──────── Items ────────

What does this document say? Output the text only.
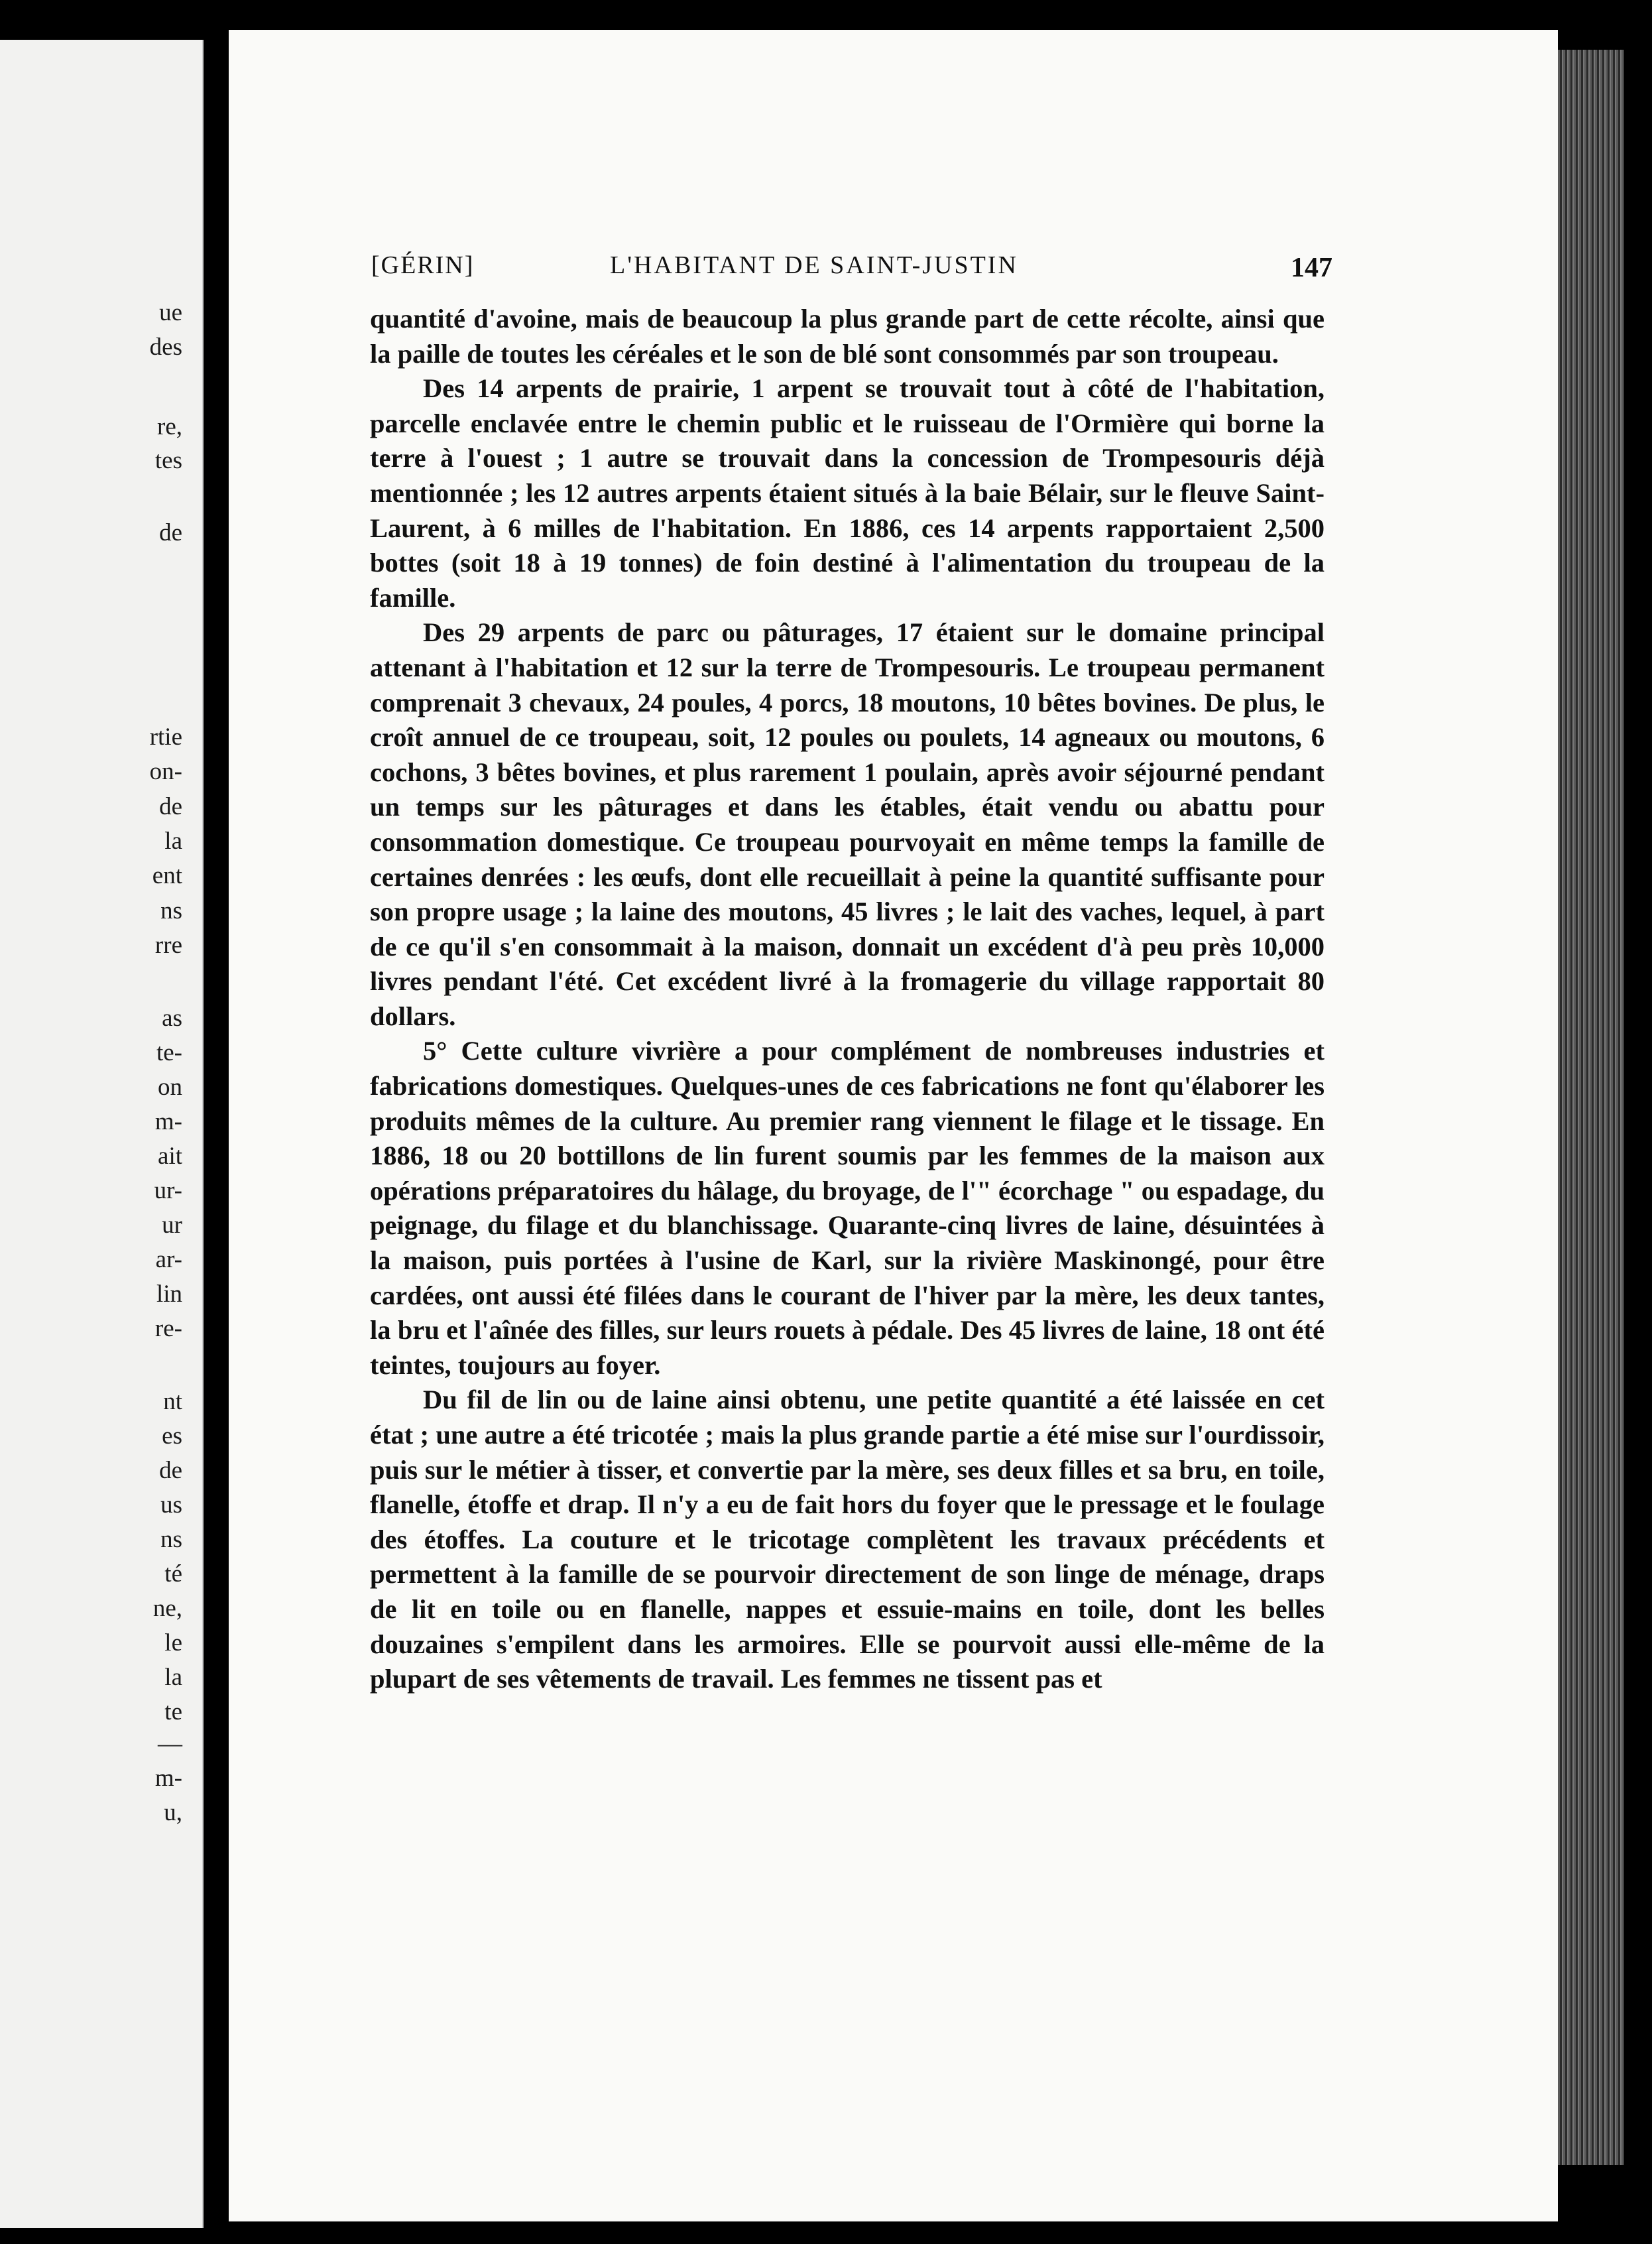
ue

des

re,

tes

de

rtie

on-

de

la

ent

ns

rre

as

te-

on

m-

ait

ur-

ur

ar-

lin

re-

nt

es

de

us

ns

té

ne,

le

la

te

—

m-

u,

[GÉRIN]	L'HABITANT DE SAINT-JUSTIN	147

quantité d'avoine, mais de beaucoup la plus grande part de cette récolte, ainsi que la paille de toutes les céréales et le son de blé sont consommés par son troupeau.

Des 14 arpents de prairie, 1 arpent se trouvait tout à côté de l'habitation, parcelle enclavée entre le chemin public et le ruisseau de l'Ormière qui borne la terre à l'ouest ; 1 autre se trouvait dans la concession de Trompesouris déjà mentionnée ; les 12 autres arpents étaient situés à la baie Bélair, sur le fleuve Saint-Laurent, à 6 milles de l'habitation. En 1886, ces 14 arpents rapportaient 2,500 bottes (soit 18 à 19 tonnes) de foin destiné à l'alimentation du troupeau de la famille.

Des 29 arpents de parc ou pâturages, 17 étaient sur le domaine principal attenant à l'habitation et 12 sur la terre de Trompesouris. Le troupeau permanent comprenait 3 chevaux, 24 poules, 4 porcs, 18 moutons, 10 bêtes bovines. De plus, le croît annuel de ce troupeau, soit, 12 poules ou poulets, 14 agneaux ou moutons, 6 cochons, 3 bêtes bovines, et plus rarement 1 poulain, après avoir séjourné pendant un temps sur les pâturages et dans les étables, était vendu ou abattu pour consommation domestique. Ce troupeau pourvoyait en même temps la famille de certaines denrées : les œufs, dont elle recueillait à peine la quantité suffisante pour son propre usage ; la laine des moutons, 45 livres ; le lait des vaches, lequel, à part de ce qu'il s'en consommait à la maison, donnait un excédent d'à peu près 10,000 livres pendant l'été. Cet excédent livré à la fromagerie du village rapportait 80 dollars.

5° Cette culture vivrière a pour complément de nombreuses industries et fabrications domestiques. Quelques-unes de ces fabrications ne font qu'élaborer les produits mêmes de la culture. Au premier rang viennent le filage et le tissage. En 1886, 18 ou 20 bottillons de lin furent soumis par les femmes de la maison aux opérations préparatoires du hâlage, du broyage, de l'" écorchage " ou espadage, du peignage, du filage et du blanchissage. Quarante-cinq livres de laine, désuintées à la maison, puis portées à l'usine de Karl, sur la rivière Maskinongé, pour être cardées, ont aussi été filées dans le courant de l'hiver par la mère, les deux tantes, la bru et l'aînée des filles, sur leurs rouets à pédale. Des 45 livres de laine, 18 ont été teintes, toujours au foyer.

Du fil de lin ou de laine ainsi obtenu, une petite quantité a été laissée en cet état ; une autre a été tricotée ; mais la plus grande partie a été mise sur l'ourdissoir, puis sur le métier à tisser, et convertie par la mère, ses deux filles et sa bru, en toile, flanelle, étoffe et drap. Il n'y a eu de fait hors du foyer que le pressage et le foulage des étoffes. La couture et le tricotage complètent les travaux précédents et permettent à la famille de se pourvoir directement de son linge de ménage, draps de lit en toile ou en flanelle, nappes et essuie-mains en toile, dont les belles douzaines s'empilent dans les armoires. Elle se pourvoit aussi elle-même de la plupart de ses vêtements de travail. Les femmes ne tissent pas et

────────

What is the number of lines above that contain "dont"? Answer with that number only.

* Response to this task
2